:: WRITTEN PROBLEM ::
In the listing below, identify each line with the word "JSON" and return those lines.

:: DATA LINES ::

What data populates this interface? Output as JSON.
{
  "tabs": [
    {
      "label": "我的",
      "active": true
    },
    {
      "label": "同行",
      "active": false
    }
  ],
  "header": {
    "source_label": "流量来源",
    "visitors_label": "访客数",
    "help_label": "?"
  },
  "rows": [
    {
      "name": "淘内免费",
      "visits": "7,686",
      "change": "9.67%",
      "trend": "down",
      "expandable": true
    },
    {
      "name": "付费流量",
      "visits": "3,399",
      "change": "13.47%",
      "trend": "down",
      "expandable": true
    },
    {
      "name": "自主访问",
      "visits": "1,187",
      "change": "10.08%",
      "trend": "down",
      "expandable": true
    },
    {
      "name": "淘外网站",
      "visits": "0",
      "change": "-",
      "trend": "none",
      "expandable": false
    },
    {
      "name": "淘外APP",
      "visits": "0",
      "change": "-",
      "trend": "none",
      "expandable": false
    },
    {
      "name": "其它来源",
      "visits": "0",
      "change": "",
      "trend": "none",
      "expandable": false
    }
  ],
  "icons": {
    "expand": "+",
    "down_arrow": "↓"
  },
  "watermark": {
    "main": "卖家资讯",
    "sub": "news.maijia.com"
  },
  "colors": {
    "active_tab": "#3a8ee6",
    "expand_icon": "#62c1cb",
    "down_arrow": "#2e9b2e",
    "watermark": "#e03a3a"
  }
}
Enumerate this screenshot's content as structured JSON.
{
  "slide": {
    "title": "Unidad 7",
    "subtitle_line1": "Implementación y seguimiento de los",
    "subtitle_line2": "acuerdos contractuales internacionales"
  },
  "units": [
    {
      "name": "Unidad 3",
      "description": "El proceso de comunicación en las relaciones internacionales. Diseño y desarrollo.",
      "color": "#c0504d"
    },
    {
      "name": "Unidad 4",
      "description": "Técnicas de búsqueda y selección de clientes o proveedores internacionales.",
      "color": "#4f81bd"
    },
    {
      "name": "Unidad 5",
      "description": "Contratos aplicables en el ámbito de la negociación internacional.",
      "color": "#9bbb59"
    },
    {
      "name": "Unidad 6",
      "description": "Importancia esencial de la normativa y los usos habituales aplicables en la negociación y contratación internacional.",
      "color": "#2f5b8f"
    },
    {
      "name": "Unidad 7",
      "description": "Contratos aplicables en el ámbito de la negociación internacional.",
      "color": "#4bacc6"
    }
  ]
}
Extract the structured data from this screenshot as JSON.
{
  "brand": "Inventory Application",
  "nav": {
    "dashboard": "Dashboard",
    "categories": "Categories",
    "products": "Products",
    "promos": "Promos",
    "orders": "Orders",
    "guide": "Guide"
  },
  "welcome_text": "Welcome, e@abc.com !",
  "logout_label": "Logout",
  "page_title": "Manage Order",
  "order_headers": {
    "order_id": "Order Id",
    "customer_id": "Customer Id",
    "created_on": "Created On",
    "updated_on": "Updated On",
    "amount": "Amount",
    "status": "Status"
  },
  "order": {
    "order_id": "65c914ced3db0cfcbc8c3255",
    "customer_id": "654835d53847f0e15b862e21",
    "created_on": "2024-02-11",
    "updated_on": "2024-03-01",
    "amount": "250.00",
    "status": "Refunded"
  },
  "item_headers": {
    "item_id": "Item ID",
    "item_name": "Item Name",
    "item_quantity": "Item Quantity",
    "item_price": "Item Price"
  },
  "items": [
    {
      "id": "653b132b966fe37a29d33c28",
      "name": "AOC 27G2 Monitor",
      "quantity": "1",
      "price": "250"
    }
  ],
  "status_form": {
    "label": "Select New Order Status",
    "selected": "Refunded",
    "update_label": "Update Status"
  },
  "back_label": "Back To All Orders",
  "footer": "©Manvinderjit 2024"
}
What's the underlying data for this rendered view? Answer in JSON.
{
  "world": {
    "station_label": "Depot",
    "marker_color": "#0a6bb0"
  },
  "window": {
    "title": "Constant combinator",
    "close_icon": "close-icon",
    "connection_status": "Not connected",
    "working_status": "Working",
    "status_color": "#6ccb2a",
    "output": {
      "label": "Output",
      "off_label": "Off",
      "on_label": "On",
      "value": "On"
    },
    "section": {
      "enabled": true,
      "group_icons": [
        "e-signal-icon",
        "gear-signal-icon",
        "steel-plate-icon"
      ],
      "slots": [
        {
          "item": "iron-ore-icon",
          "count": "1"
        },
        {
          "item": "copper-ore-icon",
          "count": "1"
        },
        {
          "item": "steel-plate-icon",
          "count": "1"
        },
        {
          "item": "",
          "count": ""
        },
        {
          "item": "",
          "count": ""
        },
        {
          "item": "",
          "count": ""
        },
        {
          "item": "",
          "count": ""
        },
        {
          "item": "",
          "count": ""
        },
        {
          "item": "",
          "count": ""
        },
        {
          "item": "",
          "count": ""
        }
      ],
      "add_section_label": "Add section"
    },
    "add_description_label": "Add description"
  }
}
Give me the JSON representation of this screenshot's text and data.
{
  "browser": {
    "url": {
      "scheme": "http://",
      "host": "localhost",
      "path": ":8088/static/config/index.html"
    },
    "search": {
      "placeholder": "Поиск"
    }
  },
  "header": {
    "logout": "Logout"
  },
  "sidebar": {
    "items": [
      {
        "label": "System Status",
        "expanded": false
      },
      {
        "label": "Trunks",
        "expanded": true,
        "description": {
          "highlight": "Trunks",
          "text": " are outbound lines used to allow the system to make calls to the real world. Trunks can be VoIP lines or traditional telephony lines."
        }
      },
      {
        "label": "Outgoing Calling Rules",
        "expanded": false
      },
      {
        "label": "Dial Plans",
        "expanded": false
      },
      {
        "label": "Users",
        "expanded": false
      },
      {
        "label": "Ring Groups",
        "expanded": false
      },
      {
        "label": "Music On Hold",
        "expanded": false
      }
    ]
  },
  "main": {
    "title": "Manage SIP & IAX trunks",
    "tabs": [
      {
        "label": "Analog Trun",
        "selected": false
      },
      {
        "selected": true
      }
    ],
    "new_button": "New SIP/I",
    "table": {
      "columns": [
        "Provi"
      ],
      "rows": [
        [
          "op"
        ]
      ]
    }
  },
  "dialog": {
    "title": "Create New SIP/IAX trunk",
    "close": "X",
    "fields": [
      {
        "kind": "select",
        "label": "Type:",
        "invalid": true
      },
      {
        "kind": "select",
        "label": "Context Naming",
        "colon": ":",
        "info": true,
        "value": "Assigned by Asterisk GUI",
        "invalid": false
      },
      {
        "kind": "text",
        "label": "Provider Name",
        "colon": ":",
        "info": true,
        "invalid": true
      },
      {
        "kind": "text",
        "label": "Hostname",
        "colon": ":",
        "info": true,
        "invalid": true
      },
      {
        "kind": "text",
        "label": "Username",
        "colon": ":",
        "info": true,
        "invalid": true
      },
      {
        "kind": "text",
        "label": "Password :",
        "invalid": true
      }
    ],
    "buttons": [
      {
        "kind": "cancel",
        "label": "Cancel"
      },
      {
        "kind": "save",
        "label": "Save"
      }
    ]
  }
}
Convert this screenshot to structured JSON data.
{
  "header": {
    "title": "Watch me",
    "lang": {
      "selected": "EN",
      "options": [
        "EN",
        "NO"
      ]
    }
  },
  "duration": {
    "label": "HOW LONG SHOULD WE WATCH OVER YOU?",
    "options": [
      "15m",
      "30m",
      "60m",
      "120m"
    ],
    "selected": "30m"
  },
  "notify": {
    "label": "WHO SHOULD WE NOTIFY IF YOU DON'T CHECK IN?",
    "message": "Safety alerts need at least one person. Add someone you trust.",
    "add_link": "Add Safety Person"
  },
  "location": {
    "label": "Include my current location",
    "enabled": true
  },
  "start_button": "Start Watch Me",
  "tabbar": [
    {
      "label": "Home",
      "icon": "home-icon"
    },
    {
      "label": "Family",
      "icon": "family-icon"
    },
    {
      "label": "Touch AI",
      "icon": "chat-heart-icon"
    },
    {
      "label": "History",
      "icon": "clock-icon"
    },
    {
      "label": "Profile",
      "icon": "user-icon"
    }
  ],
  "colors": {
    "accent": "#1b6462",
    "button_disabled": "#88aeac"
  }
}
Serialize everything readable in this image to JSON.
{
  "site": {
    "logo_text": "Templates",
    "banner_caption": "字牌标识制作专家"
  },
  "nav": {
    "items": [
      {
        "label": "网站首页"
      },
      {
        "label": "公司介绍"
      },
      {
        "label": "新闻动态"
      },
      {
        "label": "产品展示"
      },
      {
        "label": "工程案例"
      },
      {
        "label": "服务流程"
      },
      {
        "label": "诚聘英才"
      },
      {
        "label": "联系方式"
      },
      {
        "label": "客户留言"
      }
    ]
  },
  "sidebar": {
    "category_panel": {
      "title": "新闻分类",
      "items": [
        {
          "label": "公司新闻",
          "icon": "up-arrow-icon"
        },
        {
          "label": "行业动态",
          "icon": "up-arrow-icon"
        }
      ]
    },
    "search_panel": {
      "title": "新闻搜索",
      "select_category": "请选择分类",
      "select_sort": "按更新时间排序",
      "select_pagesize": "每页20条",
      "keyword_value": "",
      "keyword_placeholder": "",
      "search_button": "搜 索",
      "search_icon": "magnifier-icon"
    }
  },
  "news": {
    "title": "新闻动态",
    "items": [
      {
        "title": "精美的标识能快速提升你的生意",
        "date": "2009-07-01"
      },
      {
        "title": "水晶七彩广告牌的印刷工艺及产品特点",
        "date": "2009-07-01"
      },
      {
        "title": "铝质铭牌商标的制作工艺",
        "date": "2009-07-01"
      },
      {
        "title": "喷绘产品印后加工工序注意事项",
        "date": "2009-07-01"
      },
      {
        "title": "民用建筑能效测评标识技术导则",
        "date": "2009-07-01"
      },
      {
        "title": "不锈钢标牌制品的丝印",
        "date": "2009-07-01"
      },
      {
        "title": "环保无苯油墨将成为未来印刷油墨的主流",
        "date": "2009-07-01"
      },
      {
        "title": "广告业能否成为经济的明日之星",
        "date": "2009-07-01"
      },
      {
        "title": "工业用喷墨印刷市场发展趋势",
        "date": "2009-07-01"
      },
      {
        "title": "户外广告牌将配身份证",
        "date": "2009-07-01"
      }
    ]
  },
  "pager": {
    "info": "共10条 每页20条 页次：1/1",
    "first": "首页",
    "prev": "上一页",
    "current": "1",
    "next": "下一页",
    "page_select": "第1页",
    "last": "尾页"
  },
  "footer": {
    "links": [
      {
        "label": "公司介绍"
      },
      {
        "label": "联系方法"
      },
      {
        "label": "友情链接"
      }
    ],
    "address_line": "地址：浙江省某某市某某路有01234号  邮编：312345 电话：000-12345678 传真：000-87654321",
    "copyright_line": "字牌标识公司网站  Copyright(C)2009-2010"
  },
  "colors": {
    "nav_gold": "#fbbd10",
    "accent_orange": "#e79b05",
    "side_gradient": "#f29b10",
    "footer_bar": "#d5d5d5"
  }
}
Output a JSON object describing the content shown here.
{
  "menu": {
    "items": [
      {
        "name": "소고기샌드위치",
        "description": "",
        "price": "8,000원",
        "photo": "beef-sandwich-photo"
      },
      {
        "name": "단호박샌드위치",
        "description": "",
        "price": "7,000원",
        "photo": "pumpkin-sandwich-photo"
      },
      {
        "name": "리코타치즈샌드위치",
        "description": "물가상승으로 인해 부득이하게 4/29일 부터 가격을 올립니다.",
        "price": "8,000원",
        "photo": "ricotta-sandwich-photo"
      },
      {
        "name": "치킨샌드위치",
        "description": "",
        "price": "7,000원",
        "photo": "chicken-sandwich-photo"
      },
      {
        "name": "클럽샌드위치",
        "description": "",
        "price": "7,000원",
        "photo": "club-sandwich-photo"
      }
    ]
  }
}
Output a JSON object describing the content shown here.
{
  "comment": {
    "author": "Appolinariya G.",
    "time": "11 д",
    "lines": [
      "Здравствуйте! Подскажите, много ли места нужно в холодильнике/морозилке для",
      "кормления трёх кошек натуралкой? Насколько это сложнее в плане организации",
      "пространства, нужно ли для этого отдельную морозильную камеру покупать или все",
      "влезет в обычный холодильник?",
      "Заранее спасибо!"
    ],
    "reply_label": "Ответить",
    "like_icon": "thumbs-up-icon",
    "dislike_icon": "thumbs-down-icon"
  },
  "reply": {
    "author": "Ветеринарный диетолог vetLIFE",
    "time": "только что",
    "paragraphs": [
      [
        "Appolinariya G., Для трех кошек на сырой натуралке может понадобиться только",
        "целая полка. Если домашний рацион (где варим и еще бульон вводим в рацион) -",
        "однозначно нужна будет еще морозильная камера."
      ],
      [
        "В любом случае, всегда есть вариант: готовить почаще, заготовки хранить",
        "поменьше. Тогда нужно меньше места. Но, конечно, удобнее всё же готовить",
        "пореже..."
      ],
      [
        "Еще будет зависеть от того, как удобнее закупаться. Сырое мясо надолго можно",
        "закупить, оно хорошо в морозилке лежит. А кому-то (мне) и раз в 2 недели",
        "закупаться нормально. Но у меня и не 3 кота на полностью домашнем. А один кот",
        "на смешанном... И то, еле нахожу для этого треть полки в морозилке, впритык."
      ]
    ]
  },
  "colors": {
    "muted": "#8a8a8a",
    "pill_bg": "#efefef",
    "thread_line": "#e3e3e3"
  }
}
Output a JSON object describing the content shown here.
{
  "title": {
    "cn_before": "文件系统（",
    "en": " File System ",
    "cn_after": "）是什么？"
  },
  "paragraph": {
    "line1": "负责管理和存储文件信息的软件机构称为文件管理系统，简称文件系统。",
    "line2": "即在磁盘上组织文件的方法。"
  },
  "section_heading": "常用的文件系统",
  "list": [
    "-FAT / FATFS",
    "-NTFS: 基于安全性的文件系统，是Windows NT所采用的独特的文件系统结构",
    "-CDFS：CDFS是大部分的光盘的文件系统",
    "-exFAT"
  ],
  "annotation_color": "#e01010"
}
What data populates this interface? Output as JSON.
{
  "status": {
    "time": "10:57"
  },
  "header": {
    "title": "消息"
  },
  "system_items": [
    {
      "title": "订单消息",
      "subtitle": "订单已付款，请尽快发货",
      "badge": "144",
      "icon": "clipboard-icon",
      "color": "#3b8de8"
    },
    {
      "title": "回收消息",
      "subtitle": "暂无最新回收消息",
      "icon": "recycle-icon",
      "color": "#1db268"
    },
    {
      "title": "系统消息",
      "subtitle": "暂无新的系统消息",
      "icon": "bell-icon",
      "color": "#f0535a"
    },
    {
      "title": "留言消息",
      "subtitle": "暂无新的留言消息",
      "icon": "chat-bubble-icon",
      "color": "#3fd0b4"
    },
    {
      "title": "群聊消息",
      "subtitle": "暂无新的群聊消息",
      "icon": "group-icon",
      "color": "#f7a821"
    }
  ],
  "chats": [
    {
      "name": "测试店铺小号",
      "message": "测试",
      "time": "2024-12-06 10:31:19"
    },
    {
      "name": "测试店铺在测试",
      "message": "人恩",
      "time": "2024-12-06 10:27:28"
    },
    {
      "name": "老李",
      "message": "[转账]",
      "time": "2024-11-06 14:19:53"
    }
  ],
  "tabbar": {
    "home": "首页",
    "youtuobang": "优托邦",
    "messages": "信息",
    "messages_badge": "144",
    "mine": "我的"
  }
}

:: COMPLETE RESPONSE ::
What data populates this interface? Output as JSON.
Enumerate this screenshot's content as structured JSON.
Extract the structured data from this screenshot as JSON.
What's the underlying data for this rendered view? Answer in JSON.
Give me the JSON representation of this screenshot's text and data.
Convert this screenshot to structured JSON data.
Serialize everything readable in this image to JSON.
Output a JSON object describing the content shown here.
Output a JSON object describing the content shown here.
Output a JSON object describing the content shown here.
What data populates this interface? Output as JSON.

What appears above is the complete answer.